# How to mount freeBSD ufs  ?



## freeink (Mar 28, 2020)

I want mount freeBSD /dev/sda6/ ufs from Linux.

sudo mount -t ufs -o ro,ufstype=sunx86 /dev/sda6  /mnt/solaris

give me errors :  
mount: /mnt/solaris: wrong fs type, bad option, bad superblock on /dev/sda6, missing codepage or helper program, or other error.

device information  as below (dual efi boot)
sudo  fdisk /dev/sda -l


----------



## scottro (Mar 28, 2020)

First you need the ufs module, which I assume you have (though I may be remembering incorrectly as to the error message)
Then I believe it's `ufstype=ufs2,  (Unless this is a Solaris partition )`
https://www.cyberciti.biz/faq/howto-linux-mount-freebsd-ufs2-filesystem/

As T-Daemon pointed out, I had a typo, which I've fixed.


----------



## T-Daemon (Mar 28, 2020)

scottro said:


> ufstype=*usfs2*


You have a typo there.


freeink said:


> I want mount freeBSD /dev/sda6/ ufs from Linux.


Make sure the ufs module is loaded, run
`lsmod | grep ufs`
if it doesn't appear, run
`sudo modprobe ufs`, then
`sudo mount -t ufs -o ro,ufstype=ufs2 /dev/sda6  /mnt/solaris`


----------



## ShelLuser (Mar 28, 2020)

Still... why ask Linux questions in a FreeBSD forum?  This is probably best redirected to the forum for whatever distribution you're using, because there tends to be quite some difference between those.


----------



## zirias@ (Mar 28, 2020)

OTOH, I wouldn't expect too much knowledge concerning UFS on your typical Linux forum...

But it's definitely in the wrong category here


----------



## Zvoni (Mar 28, 2020)

What i don't understand: why does he want to mount the whole partition? As in: mounting the Root-Folder of his FreeBSD-System.
And if it's a Multi-boot-Environment, why does he has 2 EFI-Partitions?


----------



## Phishfry (Mar 28, 2020)

Zvoni said:


> And if it's a Multi-boot-Environment, why does he has 2 EFI-Partitions?


This is actually a valid way to use multi boot operating systems.
You see we have bootx64.efi in the EFI partition. Problem is some other operating systems use the exact same file name.
So a valid work-around is to have separate EFI partitions for multi-boot.
See example here:


			Laptops/Lenovo_Yoga_3_14/DualBoot - FreeBSD Wiki


----------



## ralphbsz (Mar 28, 2020)

Zvoni said:


> What i don't understand: why does he want to mount the whole partition? As in: mounting the Root-Folder of his FreeBSD-System.
> And if it's a Multi-boot-Environment, why does he has 2 EFI-Partitions?


Probably because you can't mount something smaller than a whole partition. Certainly, the root directories (like /etc and /bin and /usr/lib) will be pretty useless on Linux, but they don't hurt, other than perhaps causing confusion.


----------

• Records of element boundaries:
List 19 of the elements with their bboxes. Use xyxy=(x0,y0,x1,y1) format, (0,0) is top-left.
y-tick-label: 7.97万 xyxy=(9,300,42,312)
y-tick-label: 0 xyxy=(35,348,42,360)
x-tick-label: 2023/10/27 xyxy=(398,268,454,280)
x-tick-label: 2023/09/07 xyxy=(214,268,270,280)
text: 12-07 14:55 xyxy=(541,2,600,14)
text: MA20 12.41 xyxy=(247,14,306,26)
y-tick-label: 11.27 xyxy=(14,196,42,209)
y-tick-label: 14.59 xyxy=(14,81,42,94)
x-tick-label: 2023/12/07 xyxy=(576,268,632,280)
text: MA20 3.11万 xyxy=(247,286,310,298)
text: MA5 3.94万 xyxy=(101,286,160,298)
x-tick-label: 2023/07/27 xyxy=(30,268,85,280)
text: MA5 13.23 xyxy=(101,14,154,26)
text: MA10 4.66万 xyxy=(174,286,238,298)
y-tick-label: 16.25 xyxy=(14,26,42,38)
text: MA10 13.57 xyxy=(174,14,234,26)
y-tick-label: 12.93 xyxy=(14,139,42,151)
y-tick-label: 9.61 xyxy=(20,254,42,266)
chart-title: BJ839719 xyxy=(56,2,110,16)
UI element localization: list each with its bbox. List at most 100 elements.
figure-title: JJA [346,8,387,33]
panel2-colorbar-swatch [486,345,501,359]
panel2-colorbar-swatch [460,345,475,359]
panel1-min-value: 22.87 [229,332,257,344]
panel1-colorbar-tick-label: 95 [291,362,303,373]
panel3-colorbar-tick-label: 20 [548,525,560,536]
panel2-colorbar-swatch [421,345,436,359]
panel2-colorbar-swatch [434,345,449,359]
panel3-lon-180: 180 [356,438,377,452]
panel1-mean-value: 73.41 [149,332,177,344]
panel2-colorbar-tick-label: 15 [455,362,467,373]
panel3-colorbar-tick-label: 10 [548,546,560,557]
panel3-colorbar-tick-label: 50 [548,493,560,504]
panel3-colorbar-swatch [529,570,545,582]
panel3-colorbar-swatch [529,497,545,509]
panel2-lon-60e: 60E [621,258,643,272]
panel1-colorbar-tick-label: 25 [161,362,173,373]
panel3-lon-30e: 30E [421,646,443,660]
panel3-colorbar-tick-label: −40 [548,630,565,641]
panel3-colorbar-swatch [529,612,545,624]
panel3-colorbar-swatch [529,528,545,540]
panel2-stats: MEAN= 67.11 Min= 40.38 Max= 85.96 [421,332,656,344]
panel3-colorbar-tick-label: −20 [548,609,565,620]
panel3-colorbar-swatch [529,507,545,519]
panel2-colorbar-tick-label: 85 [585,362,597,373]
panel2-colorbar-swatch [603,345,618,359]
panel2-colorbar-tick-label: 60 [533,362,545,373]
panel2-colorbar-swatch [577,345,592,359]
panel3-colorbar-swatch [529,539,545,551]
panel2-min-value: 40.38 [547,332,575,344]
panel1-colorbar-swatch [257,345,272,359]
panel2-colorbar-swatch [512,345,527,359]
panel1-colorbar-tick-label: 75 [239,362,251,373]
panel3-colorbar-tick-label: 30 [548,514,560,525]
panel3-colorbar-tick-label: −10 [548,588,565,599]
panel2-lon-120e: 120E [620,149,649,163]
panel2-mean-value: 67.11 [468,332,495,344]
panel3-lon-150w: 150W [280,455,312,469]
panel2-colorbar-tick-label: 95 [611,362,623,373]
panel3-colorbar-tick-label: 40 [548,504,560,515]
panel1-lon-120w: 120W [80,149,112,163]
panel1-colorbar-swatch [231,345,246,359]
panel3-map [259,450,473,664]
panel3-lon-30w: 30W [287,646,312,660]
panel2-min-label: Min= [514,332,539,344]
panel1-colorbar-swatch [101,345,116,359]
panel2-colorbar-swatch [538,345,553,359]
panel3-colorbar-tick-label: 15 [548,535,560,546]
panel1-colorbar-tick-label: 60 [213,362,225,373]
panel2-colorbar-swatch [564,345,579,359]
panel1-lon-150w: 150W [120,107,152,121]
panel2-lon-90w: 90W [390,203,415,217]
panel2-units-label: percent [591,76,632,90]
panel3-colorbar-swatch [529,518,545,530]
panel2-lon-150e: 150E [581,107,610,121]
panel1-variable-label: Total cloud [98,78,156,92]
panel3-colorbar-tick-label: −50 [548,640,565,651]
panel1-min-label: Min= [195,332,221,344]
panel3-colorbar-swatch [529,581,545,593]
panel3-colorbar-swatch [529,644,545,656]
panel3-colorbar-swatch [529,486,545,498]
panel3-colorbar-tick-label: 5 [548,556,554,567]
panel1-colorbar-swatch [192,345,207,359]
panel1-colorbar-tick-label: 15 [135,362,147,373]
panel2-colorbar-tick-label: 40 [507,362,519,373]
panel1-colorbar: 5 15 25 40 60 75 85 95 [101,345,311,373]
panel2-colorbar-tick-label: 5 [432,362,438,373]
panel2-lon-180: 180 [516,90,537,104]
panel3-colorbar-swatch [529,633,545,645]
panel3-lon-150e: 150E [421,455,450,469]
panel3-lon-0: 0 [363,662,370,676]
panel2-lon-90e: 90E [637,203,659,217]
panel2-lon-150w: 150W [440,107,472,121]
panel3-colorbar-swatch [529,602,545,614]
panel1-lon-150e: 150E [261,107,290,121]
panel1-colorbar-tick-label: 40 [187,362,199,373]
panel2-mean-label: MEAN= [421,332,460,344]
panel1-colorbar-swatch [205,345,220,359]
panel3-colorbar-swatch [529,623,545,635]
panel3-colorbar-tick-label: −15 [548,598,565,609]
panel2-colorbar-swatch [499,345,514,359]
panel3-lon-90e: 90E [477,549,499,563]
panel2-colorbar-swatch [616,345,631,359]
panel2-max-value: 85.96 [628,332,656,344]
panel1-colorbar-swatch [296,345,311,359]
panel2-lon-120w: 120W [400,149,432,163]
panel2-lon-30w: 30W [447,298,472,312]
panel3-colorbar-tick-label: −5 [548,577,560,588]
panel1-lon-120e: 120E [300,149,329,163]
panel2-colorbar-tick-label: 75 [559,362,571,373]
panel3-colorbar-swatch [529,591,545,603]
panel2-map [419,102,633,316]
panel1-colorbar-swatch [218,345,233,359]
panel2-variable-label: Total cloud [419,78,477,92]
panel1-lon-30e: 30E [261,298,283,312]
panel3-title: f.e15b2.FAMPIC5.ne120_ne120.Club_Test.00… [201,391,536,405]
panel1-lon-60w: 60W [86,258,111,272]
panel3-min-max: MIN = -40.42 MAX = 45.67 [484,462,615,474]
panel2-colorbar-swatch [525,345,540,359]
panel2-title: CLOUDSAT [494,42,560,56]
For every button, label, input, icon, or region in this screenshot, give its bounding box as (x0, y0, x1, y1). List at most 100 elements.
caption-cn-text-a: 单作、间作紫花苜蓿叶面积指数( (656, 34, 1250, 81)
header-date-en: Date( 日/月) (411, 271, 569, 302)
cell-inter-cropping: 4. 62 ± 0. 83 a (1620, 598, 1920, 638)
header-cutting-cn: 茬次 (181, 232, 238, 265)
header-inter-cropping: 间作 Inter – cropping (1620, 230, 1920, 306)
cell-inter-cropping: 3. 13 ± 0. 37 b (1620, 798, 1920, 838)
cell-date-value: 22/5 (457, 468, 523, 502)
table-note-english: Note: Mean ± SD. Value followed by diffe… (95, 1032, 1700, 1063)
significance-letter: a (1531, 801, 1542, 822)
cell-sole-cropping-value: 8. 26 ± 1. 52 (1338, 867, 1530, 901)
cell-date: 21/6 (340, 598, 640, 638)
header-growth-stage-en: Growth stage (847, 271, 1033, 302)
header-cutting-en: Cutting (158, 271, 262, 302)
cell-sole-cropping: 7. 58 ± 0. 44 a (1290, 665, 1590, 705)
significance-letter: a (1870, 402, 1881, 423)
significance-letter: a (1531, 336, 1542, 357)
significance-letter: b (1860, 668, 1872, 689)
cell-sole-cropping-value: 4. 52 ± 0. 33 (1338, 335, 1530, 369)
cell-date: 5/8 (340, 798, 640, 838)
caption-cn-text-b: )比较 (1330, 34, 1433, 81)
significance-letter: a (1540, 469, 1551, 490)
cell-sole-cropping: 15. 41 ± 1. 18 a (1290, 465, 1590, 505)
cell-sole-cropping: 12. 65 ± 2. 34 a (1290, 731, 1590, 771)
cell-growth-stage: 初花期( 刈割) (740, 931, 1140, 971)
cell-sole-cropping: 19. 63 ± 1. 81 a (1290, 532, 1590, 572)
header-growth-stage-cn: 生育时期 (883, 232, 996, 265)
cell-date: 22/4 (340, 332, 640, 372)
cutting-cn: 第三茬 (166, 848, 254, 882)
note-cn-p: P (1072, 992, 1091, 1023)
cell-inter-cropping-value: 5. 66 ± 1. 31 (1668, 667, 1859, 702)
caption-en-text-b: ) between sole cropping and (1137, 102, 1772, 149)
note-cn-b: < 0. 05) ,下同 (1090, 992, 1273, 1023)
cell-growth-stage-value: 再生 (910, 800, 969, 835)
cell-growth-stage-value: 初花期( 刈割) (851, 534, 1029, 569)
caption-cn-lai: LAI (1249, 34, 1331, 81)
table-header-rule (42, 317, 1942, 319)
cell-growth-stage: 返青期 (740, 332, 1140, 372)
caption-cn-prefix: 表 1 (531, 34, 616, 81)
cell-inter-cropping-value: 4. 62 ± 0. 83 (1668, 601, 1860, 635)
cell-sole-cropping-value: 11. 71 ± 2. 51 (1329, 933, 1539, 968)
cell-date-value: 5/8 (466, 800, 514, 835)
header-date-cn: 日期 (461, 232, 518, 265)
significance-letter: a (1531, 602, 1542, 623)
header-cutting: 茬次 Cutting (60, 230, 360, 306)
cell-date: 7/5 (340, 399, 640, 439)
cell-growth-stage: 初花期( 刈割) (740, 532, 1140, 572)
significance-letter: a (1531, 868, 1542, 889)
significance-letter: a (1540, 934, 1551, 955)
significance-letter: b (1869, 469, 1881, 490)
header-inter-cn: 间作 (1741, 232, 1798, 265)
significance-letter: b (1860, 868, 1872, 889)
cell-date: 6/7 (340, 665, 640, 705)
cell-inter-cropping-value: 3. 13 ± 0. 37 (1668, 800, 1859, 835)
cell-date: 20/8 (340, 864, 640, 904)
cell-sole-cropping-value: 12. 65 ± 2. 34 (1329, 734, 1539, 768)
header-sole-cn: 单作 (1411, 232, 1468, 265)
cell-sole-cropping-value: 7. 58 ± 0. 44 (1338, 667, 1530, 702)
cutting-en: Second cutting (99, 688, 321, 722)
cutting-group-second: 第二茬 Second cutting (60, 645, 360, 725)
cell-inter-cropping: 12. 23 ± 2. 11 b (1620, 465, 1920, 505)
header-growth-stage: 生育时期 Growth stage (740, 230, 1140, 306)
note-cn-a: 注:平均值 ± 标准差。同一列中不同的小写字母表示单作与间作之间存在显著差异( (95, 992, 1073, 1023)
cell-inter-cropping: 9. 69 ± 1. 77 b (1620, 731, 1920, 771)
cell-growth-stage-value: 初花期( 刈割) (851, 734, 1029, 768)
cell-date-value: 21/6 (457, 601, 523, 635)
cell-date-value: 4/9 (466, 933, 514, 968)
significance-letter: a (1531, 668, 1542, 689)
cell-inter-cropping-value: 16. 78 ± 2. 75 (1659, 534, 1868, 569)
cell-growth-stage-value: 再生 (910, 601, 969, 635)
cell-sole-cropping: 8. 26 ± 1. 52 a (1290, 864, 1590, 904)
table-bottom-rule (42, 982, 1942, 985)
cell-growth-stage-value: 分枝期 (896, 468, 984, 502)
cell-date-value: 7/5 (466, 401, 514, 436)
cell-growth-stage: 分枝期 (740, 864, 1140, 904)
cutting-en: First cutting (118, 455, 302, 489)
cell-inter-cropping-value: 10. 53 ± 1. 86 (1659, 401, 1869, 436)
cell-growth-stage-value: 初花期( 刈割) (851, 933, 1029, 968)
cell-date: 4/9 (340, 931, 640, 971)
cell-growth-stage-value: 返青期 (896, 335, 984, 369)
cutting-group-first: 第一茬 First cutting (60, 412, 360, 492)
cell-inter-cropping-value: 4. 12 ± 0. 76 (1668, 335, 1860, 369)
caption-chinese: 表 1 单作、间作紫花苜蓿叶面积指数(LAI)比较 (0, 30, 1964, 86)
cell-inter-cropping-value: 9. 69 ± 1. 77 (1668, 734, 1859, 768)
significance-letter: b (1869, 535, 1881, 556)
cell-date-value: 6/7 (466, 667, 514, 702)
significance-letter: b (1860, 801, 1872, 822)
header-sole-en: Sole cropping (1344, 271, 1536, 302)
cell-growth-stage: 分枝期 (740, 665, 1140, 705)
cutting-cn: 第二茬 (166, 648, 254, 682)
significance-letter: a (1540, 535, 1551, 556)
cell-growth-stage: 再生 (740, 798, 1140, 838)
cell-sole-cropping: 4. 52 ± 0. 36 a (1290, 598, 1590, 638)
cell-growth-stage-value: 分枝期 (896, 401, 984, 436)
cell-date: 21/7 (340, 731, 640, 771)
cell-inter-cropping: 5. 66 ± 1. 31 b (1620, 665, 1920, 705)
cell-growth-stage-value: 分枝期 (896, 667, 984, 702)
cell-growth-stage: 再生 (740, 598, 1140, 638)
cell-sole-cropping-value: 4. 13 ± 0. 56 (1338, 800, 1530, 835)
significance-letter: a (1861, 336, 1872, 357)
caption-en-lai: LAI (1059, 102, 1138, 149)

• Task instructions:
a: Answer these questions using the forum thread:
(i) What ufstype value appears in freeink's original mount command?
(ii) What command does T-Daemon give to run if the ufs module does not show up?
(iii) According to Phishfry, which file in the EFI partition has the same name that some other operating systems use?
b: Please write out the part of the forum thread starting with "You see we have" and going on through "ralphbsz (Mar 28, 2020)".
This data is not needed for anything here.

• Solutions in order:
a:
(i) sunx86
(ii) sudo modprobe ufs
(iii) bootx64.efi

b:
You see we have bootx64.efi in the EFI partition. Problem is some other operating systems use the exact same file name.
So a valid work-around is to have separate EFI partitions for multi-boot.
See example here:


			Laptops/Lenovo_Yoga_3_14/DualBoot - FreeBSD Wiki


----------



## ralphbsz (Mar 28, 2020)